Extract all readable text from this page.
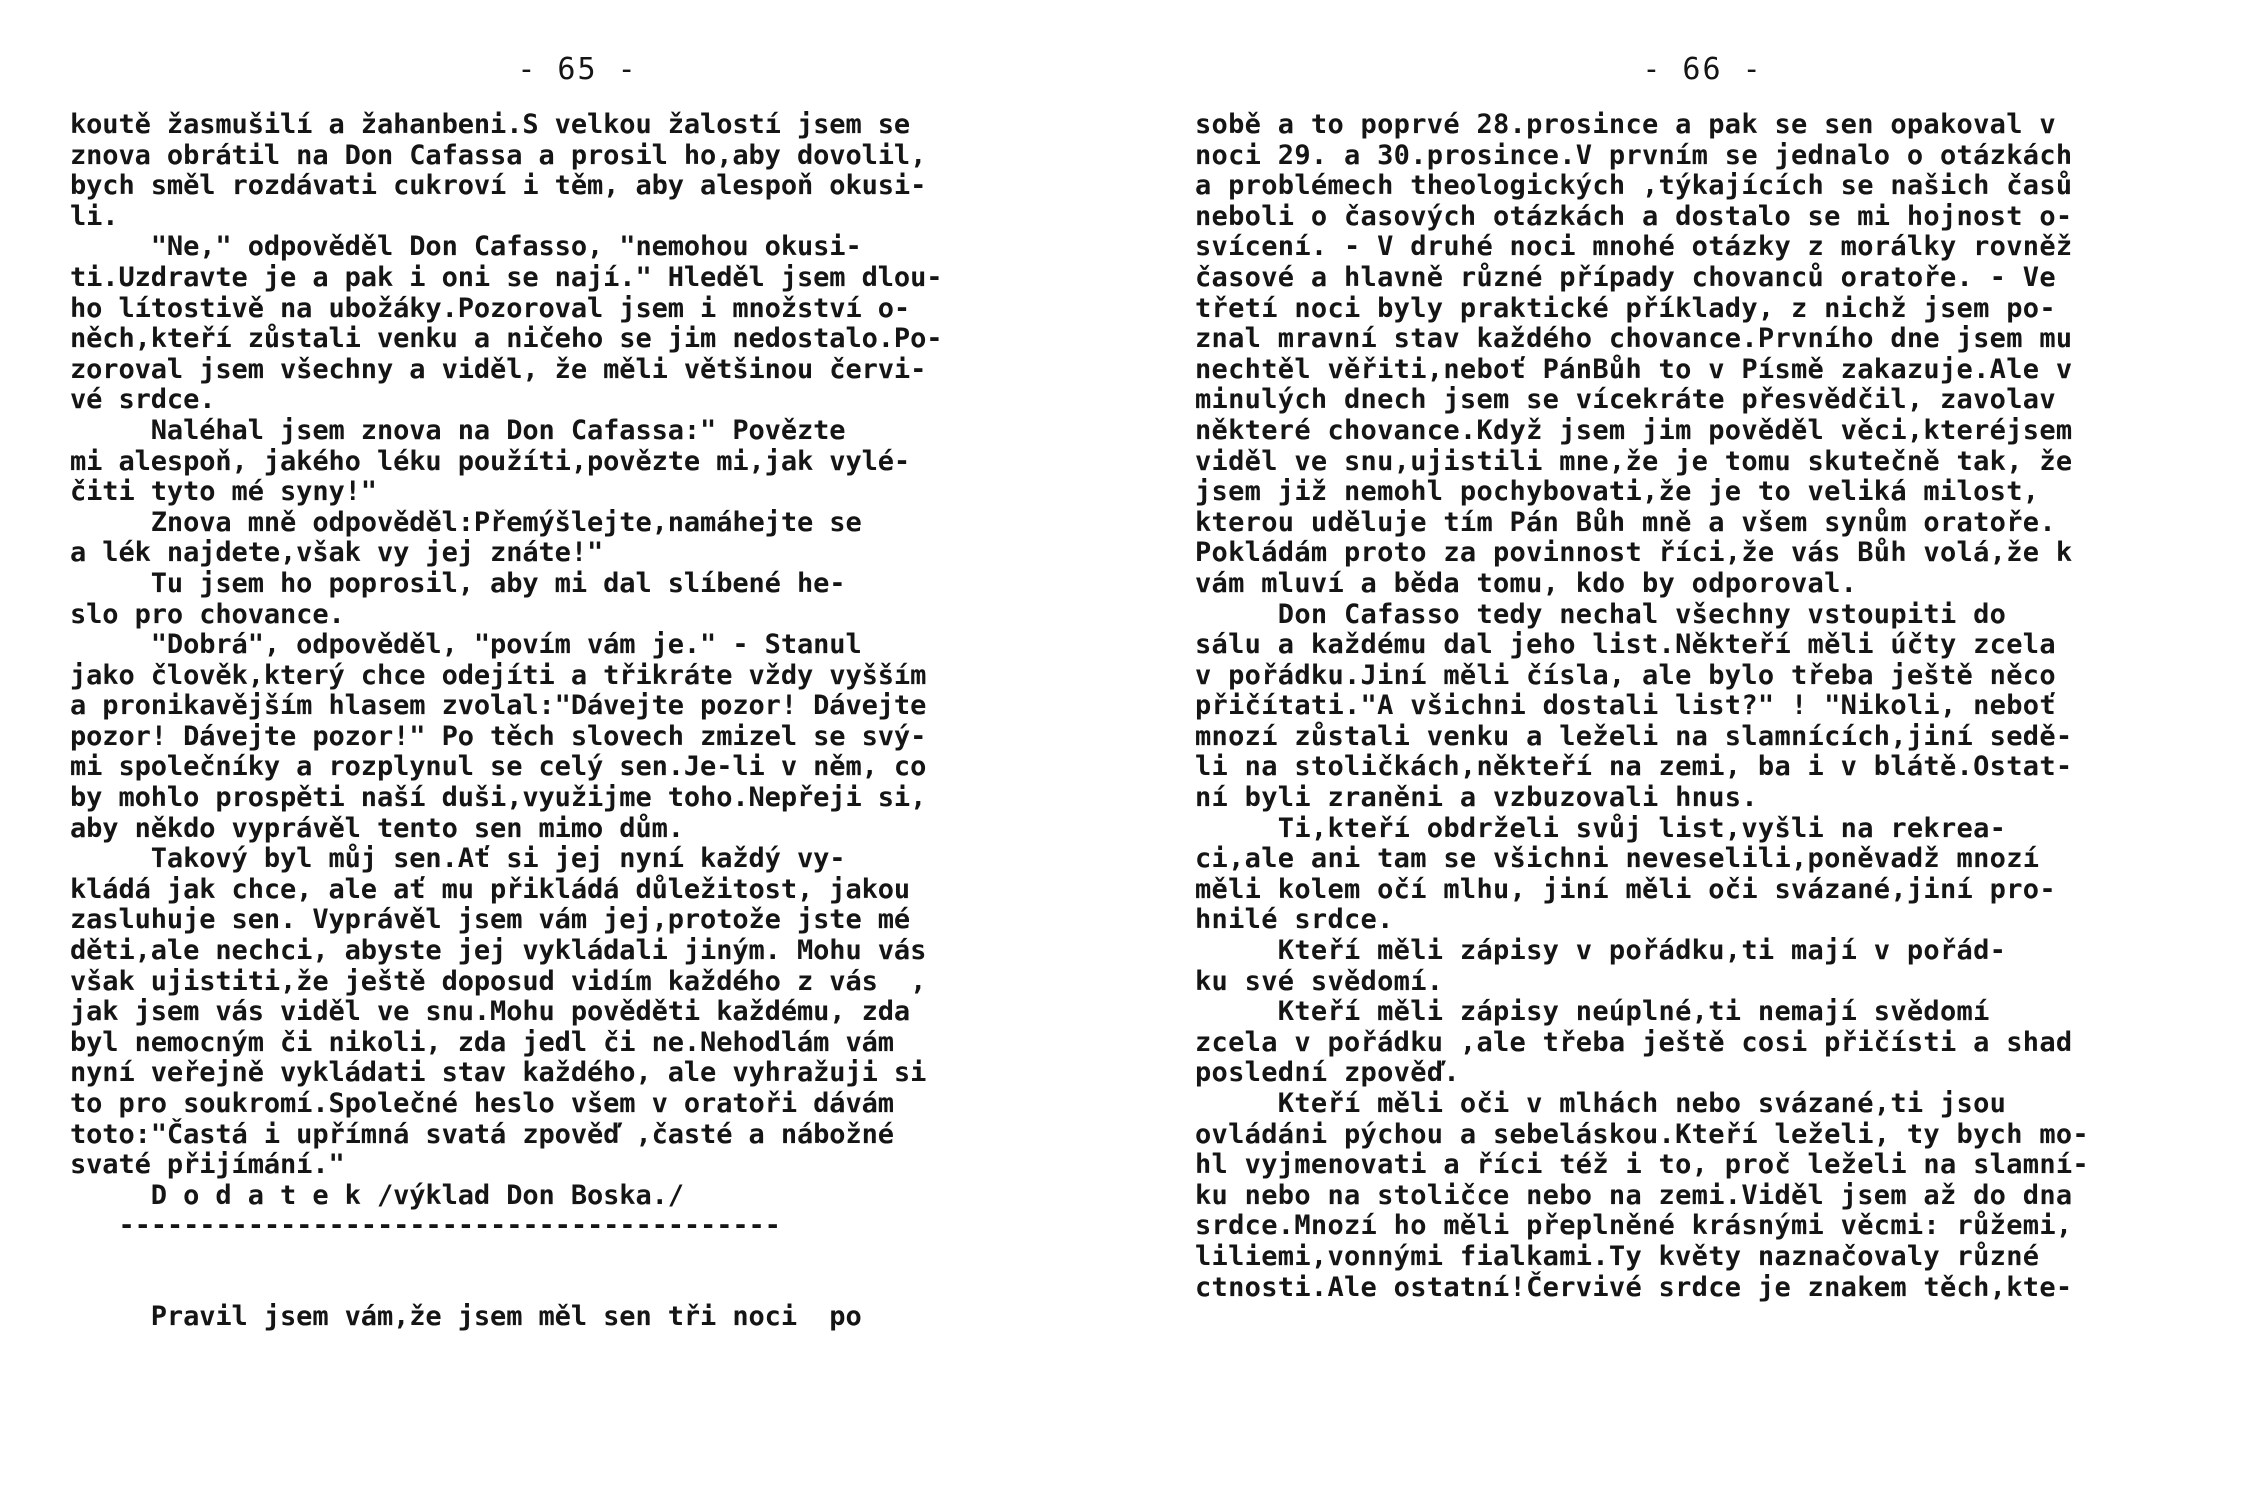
- 65 -
koutě žasmušilí a žahanbeni.S velkou žalostí jsem se
znova obrátil na Don Cafassa a prosil ho,aby dovolil,
bych směl rozdávati cukroví i těm, aby alespoň okusi-
li.
"Ne," odpověděl Don Cafasso, "nemohou okusi-
ti.Uzdravte je a pak i oni se nají." Hleděl jsem dlou-
ho lítostivě na ubožáky.Pozoroval jsem i množství o-
něch,kteří zůstali venku a ničeho se jim nedostalo.Po-
zoroval jsem všechny a viděl, že měli většinou červi-
vé srdce.
Naléhal jsem znova na Don Cafassa:" Povězte
mi alespoň, jakého léku použíti,povězte mi,jak vylé-
čiti tyto mé syny!"
Znova mně odpověděl:Přemýšlejte,namáhejte se
a lék najdete,však vy jej znáte!"
Tu jsem ho poprosil, aby mi dal slíbené he-
slo pro chovance.
"Dobrá", odpověděl, "povím vám je." - Stanul
jako člověk,který chce odejíti a třikráte vždy vyšším
a pronikavějším hlasem zvolal:"Dávejte pozor! Dávejte
pozor! Dávejte pozor!" Po těch slovech zmizel se svý-
mi společníky a rozplynul se celý sen.Je-li v něm, co
by mohlo prospěti naší duši,využijme toho.Nepřeji si,
aby někdo vyprávěl tento sen mimo dům.
Takový byl můj sen.Ať si jej nyní každý vy-
kládá jak chce, ale ať mu přikládá důležitost, jakou
zasluhuje sen. Vyprávěl jsem vám jej,protože jste mé
děti,ale nechci, abyste jej vykládali jiným. Mohu vás
však ujistiti,že ještě doposud vidím každého z vás  ,
jak jsem vás viděl ve snu.Mohu pověděti každému, zda
byl nemocným či nikoli, zda jedl či ne.Nehodlám vám
nyní veřejně vykládati stav každého, ale vyhražuji si
to pro soukromí.Společné heslo všem v oratoři dávám
toto:"Častá i upřímná svatá zpověď ,časté a nábožné
svaté přijímání."
D o d a t e k /výklad Don Boska./
-----------------------------------------
Pravil jsem vám,že jsem měl sen tři noci  po
- 66 -
sobě a to poprvé 28.prosince a pak se sen opakoval v
noci 29. a 30.prosince.V prvním se jednalo o otázkách
a problémech theologických ,týkajících se našich časů
neboli o časových otázkách a dostalo se mi hojnost o-
svícení. - V druhé noci mnohé otázky z morálky rovněž
časové a hlavně různé případy chovanců oratoře. - Ve
třetí noci byly praktické příklady, z nichž jsem po-
znal mravní stav každého chovance.Prvního dne jsem mu
nechtěl věřiti,neboť PánBůh to v Písmě zakazuje.Ale v
minulých dnech jsem se vícekráte přesvědčil, zavolav
některé chovance.Když jsem jim pověděl věci,kteréjsem
viděl ve snu,ujistili mne,že je tomu skutečně tak, že
jsem již nemohl pochybovati,že je to veliká milost,
kterou uděluje tím Pán Bůh mně a všem synům oratoře.
Pokládám proto za povinnost říci,že vás Bůh volá,že k
vám mluví a běda tomu, kdo by odporoval.
Don Cafasso tedy nechal všechny vstoupiti do
sálu a každému dal jeho list.Někteří měli účty zcela
v pořádku.Jiní měli čísla, ale bylo třeba ještě něco
přičítati."A všichni dostali list?" ! "Nikoli, neboť
mnozí zůstali venku a leželi na slamnících,jiní sedě-
li na stoličkách,někteří na zemi, ba i v blátě.Ostat-
ní byli zraněni a vzbuzovali hnus.
Ti,kteří obdrželi svůj list,vyšli na rekrea-
ci,ale ani tam se všichni neveselili,poněvadž mnozí
měli kolem očí mlhu, jiní měli oči svázané,jiní pro-
hnilé srdce.
Kteří měli zápisy v pořádku,ti mají v pořád-
ku své svědomí.
Kteří měli zápisy neúplné,ti nemají svědomí
zcela v pořádku ,ale třeba ještě cosi přičísti a shad
poslední zpověď.
Kteří měli oči v mlhách nebo svázané,ti jsou
ovládáni pýchou a sebeláskou.Kteří leželi, ty bych mo-
hl vyjmenovati a říci též i to, proč leželi na slamní-
ku nebo na stoličce nebo na zemi.Viděl jsem až do dna
srdce.Mnozí ho měli přeplněné krásnými věcmi: růžemi,
liliemi,vonnými fialkami.Ty květy naznačovaly různé
ctnosti.Ale ostatní!Červivé srdce je znakem těch,kte-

============

• _TASK DIRECTIONS_: Reproduce each line of the records exactly, and omit every picture.

• _SOLUTION FOR THIS TASK_:
Extract all readable text from this page.
- 65 -
koutě žasmušilí a žahanbeni.S velkou žalostí jsem se
znova obrátil na Don Cafassa a prosil ho,aby dovolil,
bych směl rozdávati cukroví i těm, aby alespoň okusi-
li.
"Ne," odpověděl Don Cafasso, "nemohou okusi-
ti.Uzdravte je a pak i oni se nají." Hleděl jsem dlou-
ho lítostivě na ubožáky.Pozoroval jsem i množství o-
něch,kteří zůstali venku a ničeho se jim nedostalo.Po-
zoroval jsem všechny a viděl, že měli většinou červi-
vé srdce.
Naléhal jsem znova na Don Cafassa:" Povězte
mi alespoň, jakého léku použíti,povězte mi,jak vylé-
čiti tyto mé syny!"
Znova mně odpověděl:Přemýšlejte,namáhejte se
a lék najdete,však vy jej znáte!"
Tu jsem ho poprosil, aby mi dal slíbené he-
slo pro chovance.
"Dobrá", odpověděl, "povím vám je." - Stanul
jako člověk,který chce odejíti a třikráte vždy vyšším
a pronikavějším hlasem zvolal:"Dávejte pozor! Dávejte
pozor! Dávejte pozor!" Po těch slovech zmizel se svý-
mi společníky a rozplynul se celý sen.Je-li v něm, co
by mohlo prospěti naší duši,využijme toho.Nepřeji si,
aby někdo vyprávěl tento sen mimo dům.
Takový byl můj sen.Ať si jej nyní každý vy-
kládá jak chce, ale ať mu přikládá důležitost, jakou
zasluhuje sen. Vyprávěl jsem vám jej,protože jste mé
děti,ale nechci, abyste jej vykládali jiným. Mohu vás
však ujistiti,že ještě doposud vidím každého z vás  ,
jak jsem vás viděl ve snu.Mohu pověděti každému, zda
byl nemocným či nikoli, zda jedl či ne.Nehodlám vám
nyní veřejně vykládati stav každého, ale vyhražuji si
to pro soukromí.Společné heslo všem v oratoři dávám
toto:"Častá i upřímná svatá zpověď ,časté a nábožné
svaté přijímání."
D o d a t e k /výklad Don Boska./
-----------------------------------------
Pravil jsem vám,že jsem měl sen tři noci  po
- 66 -
sobě a to poprvé 28.prosince a pak se sen opakoval v
noci 29. a 30.prosince.V prvním se jednalo o otázkách
a problémech theologických ,týkajících se našich časů
neboli o časových otázkách a dostalo se mi hojnost o-
svícení. - V druhé noci mnohé otázky z morálky rovněž
časové a hlavně různé případy chovanců oratoře. - Ve
třetí noci byly praktické příklady, z nichž jsem po-
znal mravní stav každého chovance.Prvního dne jsem mu
nechtěl věřiti,neboť PánBůh to v Písmě zakazuje.Ale v
minulých dnech jsem se vícekráte přesvědčil, zavolav
některé chovance.Když jsem jim pověděl věci,kteréjsem
viděl ve snu,ujistili mne,že je tomu skutečně tak, že
jsem již nemohl pochybovati,že je to veliká milost,
kterou uděluje tím Pán Bůh mně a všem synům oratoře.
Pokládám proto za povinnost říci,že vás Bůh volá,že k
vám mluví a běda tomu, kdo by odporoval.
Don Cafasso tedy nechal všechny vstoupiti do
sálu a každému dal jeho list.Někteří měli účty zcela
v pořádku.Jiní měli čísla, ale bylo třeba ještě něco
přičítati."A všichni dostali list?" ! "Nikoli, neboť
mnozí zůstali venku a leželi na slamnících,jiní sedě-
li na stoličkách,někteří na zemi, ba i v blátě.Ostat-
ní byli zraněni a vzbuzovali hnus.
Ti,kteří obdrželi svůj list,vyšli na rekrea-
ci,ale ani tam se všichni neveselili,poněvadž mnozí
měli kolem očí mlhu, jiní měli oči svázané,jiní pro-
hnilé srdce.
Kteří měli zápisy v pořádku,ti mají v pořád-
ku své svědomí.
Kteří měli zápisy neúplné,ti nemají svědomí
zcela v pořádku ,ale třeba ještě cosi přičísti a shad
poslední zpověď.
Kteří měli oči v mlhách nebo svázané,ti jsou
ovládáni pýchou a sebeláskou.Kteří leželi, ty bych mo-
hl vyjmenovati a říci též i to, proč leželi na slamní-
ku nebo na stoličce nebo na zemi.Viděl jsem až do dna
srdce.Mnozí ho měli přeplněné krásnými věcmi: růžemi,
liliemi,vonnými fialkami.Ty květy naznačovaly různé
ctnosti.Ale ostatní!Červivé srdce je znakem těch,kte-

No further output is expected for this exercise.